What to do
Carry on the account of meeting Russian artists on the streets of Tbilisi from the point where it stops.

Given text

>> START

Georgia is an ancient and small nation balanced on the cusp of the European Caucasus and Asia. Beyond the indigenous Georgian people, who have lived there since Biblical times, the population is international, multicultural, and fluid as travellers come and go, staying sometimes for days and sometimes for centuries. It's marvelous to walk the streets of Tbilisi, Georgia's capital, and chat with the people you meet there. Meg and I were three times fortunate to meet Russian artists on the streets of Tbilisi and visit with each for a while. Now I invite you to meet them as well.

The house on Tchaikovsky Street with a plaque commemorating the composer.

One morning we had gone to get some poems printed for a reading at The Writer's House of Georgia. As we were leaving the copy shop, we met an elderly artist who was having prints made of his drawings and we talked with him for a while. This man, Lado, is also a painter though we saw only some lovely drawings. Lado told us he is Russian (not Georgian of Russian descent) and his family has lived in Georgia for many generations. His family, he said, is from the Russian aristocracy, a fact of which he is very proud. We found Lado to be a genial, convivial fellow, easy to talk with. The author of an article in The Spectator had a similar experience one day when he met Lado. The writer describes the encounter: "A self-avowed ‘monarchist’, who feeds the caged peacocks by Meidan Restaurant and takes great pains to show me, through a crumpled series of photographs, the resemblance to Prince Charles that substantiates his claims at lineage, invites me to his painting studio on Tchaikovsky Street." Before we parted, Lado had also invited us to his place on Tchaikovsky Street, so named because the composer Pyotr Ilyich Tchaikovsky had spent some time living and working there. On a sudden whim, the artist also presented me with a print of one of his lovely drawings. Unfortunately, because of the time constraints of our stay in Tbilisi, we didn't have the opportunity to visit further with Lado, though we did walk down his street and Meg photographed a plaque commemorating Tchaikovsky's stay there.

>> END

Provided information
>> START

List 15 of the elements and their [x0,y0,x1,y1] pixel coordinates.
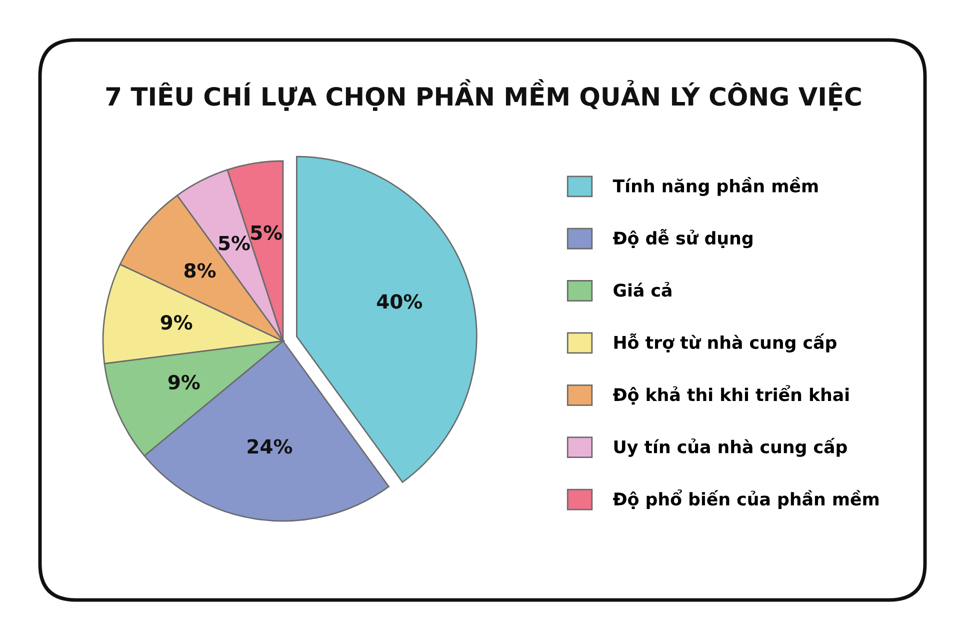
legend-label: Độ phổ biến của phần mềm [613,489,878,510]
data-label: 9% [168,374,200,390]
legend-label: Uy tín của nhà cung cấp [614,438,847,457]
data-label: 40% [377,294,422,309]
chart-title: 7 TIÊU CHÍ LỰA CHỌN PHẦN MỀM QUẢN LÝ CÔNG VIỆC [106,79,861,111]
data-label: 5% [251,225,282,240]
data-label: 8% [184,263,216,278]
legend-label: Độ khả thi khi triển khai [613,385,849,405]
data-label: 9% [160,315,192,330]
data-label: 5% [218,236,250,250]
legend-label: Độ dễ sử dụng [613,228,752,248]
data-label: 24% [248,439,292,454]
legend-label: Tính năng phần mềm [612,177,818,196]
legend-label: Hỗ trợ từ nhà cung cấp [614,333,836,352]
legend-label: Giá cả [614,282,672,297]
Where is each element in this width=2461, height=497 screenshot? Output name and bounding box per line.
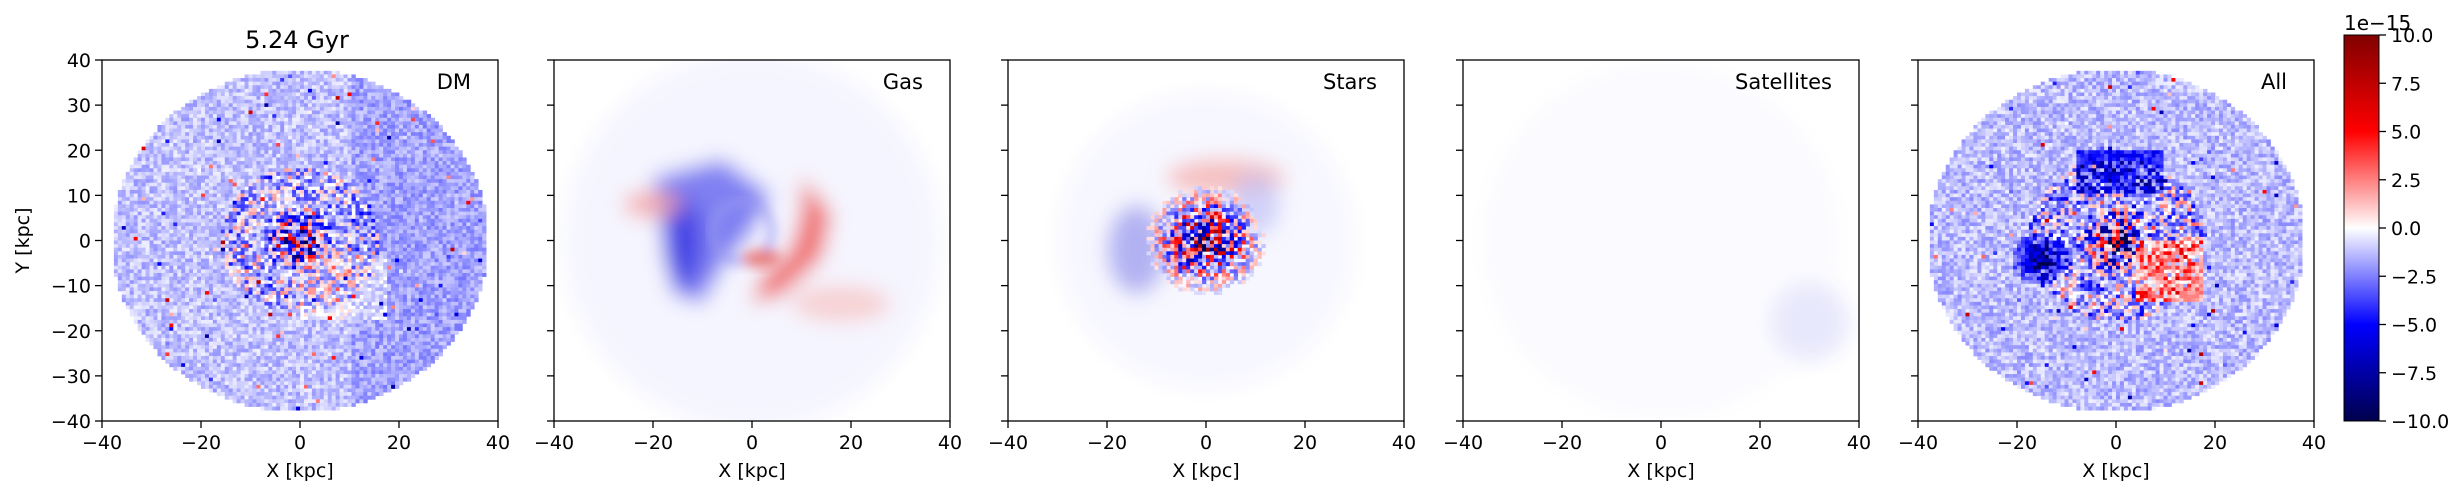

>> END

Result of the task
The print that Lado gave me.

One day the following week, Meg and I happened upon a beautiful brand-new motorcycle parked in one of the city's many courtyards. As we approached this lovely bike, a woman of about thirty walked over and stood watching us without saying a word. Then a man of about the same age came over and spoke to us. The couple had ridden to Tbilisi from Russia on a short tour of Georgia. We talked a bit about the motorcycle, a brand new Honda Goldwing, built in America. Powered by a six cylinder water-cooled engine with three cylinders on each side horizontally opposed, this Honda Goldwing came with every possible accessory. We talked with the man about this couple's travels, the bike, and ultimately what they do for a living in Russia. (It turned out that, while his English is quite good, his wife speaks only Russian, so she just stood by and listened.) Alexey ("call me Alex") and Anastasia are publishers in Russia of children's books and school textbooks, so we also had an interesting discussion of book publishing before Meg and I continued our exploration of the city's streets

The American-made Honda from Russia.

Later the same day, when Meg and I had stopped for coffee at Double B Coffee & Tea, a lovely cafe near Freedom Square, I spotted a young woman drawing with pen and ink on a large sheet of paper spread across her table. Her art looked intricate and fascinating so I walked over to get a closer look and talk with the artist. Another Russian! This woman lives and makes her art in Tbilisi. We talked for a while about using pen and ink to make fine drawings and about life in general. Meg came over as well. She had noticed another part of this woman's media. She was drawing on the back of a large sheet of wallpaper! The texture of this heavy paper adds almost a third dimension to the drawings, bringing the images additional power. We left the artist to her work and returned to sipping our delicious Georgian-style "Americano" coffee. (The only place you can get a plain coffee in old Tbilisi is at the Dunkin' Donuts - really! - at the side of Freedom Square.) In a short while, the artist got up, leaving her work on the table, and paused at ours. "Don't go away," she said, "I'll be right back." And she left the cafe. We thought she was just stepping outside for a moment, but she put on a helmet and drove away on a motor scooter she had parked outside. About ten minutes later, she gave us one of her smaller pieces (not drawn on wallpaper) to take home with us. I gave her my e-mail address and she brought up her Facebook page on her phone so that I'd recognize it when she sent me a friend request. Her Facebook page has a false name (Nurvady Bumburumpum), she doesn't sign her work, and I don't think she ever gave us her name. Now she is my Facebook friend, this young artist from Russia.

Nurvady's work in progress at the cafe.

The small drawing that Nurvady gave to me.